* THINGS TO DO:
1. List every saint named in the saints' sayings below, using each name as it appears there.
2. Write the next part of the saints' sayings below, picking up after their final sentence.

* TEXT BLOCK:
---*---

According to the text, ‘But we have the intellect of Christ’ (1 Corinthians 2:16), the saints are said to receive Christ’s intellect. But this does not come to us through the loss of our own intellectual power; nor does it come to us as a supplementary part added to our intellect; nor does it pass essentially and hypostatically into our intellect. Rather, it illumines the power of our intellect with its own quality and conforms the activity of our intellect to its own. In my opinion the person who has Christ’s intellect is he whose intellection accords with that of Christ and who apprehends Christ through all things.

~St Maximos the Confessor

 

If you share secretly in the joy of someone you envy, you will be freed from your jealousy; and you will also be freed from your jealousy if you keep silent about the person you envy.

~St Thalassios the Libyan

August 5

When our intellect has shaken off its many opinions about created things, then the inner principle of truth appears clearly to it, providing it with a foundation of real knowledge and removing its former preconceptions as though removing scales from the eyes, as happened in the case of St Paul (Acts 9:18). For an understanding of Scripture that does not go beyond the literal meaning, and a view of the sensible world that relies exclusively on sense-perception, are indeed scales, blinding the soul’s visionary faculty and preventing access to the pure Logos of truth.

---*---

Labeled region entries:

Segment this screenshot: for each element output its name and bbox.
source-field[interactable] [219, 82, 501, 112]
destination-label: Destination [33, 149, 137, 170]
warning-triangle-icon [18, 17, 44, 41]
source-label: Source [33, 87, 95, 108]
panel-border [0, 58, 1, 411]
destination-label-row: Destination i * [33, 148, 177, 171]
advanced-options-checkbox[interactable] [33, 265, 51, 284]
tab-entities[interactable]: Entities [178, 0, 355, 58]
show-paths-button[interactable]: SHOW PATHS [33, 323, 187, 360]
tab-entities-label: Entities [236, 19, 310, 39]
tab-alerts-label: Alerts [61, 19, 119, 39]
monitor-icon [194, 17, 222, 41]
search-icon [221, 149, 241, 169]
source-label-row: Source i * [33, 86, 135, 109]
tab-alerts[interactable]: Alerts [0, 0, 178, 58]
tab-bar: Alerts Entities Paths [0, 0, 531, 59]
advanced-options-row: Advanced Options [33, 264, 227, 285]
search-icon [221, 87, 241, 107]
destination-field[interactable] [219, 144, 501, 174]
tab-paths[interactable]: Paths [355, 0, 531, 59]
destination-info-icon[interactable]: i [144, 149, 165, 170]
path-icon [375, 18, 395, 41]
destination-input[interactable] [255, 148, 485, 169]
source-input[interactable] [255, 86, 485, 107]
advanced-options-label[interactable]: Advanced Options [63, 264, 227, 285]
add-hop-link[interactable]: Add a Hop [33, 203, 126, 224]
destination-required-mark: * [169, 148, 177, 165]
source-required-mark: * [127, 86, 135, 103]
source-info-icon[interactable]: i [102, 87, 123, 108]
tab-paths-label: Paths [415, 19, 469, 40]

---*---

* IN RESPONSE:
1. St Maximos the Confessor, St Thalassios the Libyan, St Paul

2.
~St Maximos the Confessor

 

A surfeit of foods breeds desire; a deficiency sweetens even plain bread.

~St Thalassios the Libyan

 

August 4

The tongue of a back-biting soul is three pronged: it injures the speaker, the listener and sometimes the person being maligned.

~St Thalassios the Libyan

The text, ‘The Kingdom of heaven has drawn near’ (Matthew 3:2 ; 4:17), does not in my judgment imply any temporal limitation. For the kingdom ‘does not come in a way that can be observed: one cannot say, “Look, it is here” or “Look, it is there” ‘ (Luke 17:20-21). The phrase has reference to the relationship which the saints have with the kingdom, each according to his or her inner state. For ‘the kingdom of God’, says Scripture, ‘is within you’ (Luke 17:21).